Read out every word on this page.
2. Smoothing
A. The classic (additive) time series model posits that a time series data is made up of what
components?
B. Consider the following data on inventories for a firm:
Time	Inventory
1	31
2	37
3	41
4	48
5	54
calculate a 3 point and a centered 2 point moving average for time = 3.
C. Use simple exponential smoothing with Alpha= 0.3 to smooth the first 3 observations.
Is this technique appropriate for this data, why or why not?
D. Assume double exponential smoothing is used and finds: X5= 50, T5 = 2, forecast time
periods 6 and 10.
*-*-*
▸ **Problem to work on**: Set down each entry again, unchanged.

▸ **Solution for this problem**:
Read out every word on this page.
2. Smoothing
A. The classic (additive) time series model posits that a time series data is made up of what
components?
B. Consider the following data on inventories for a firm:
Time	Inventory
1	31
2	37
3	41
4	48
5	54
calculate a 3 point and a centered 2 point moving average for time = 3.
C. Use simple exponential smoothing with Alpha= 0.3 to smooth the first 3 observations.
Is this technique appropriate for this data, why or why not?
D. Assume double exponential smoothing is used and finds: X5= 50, T5 = 2, forecast time
periods 6 and 10.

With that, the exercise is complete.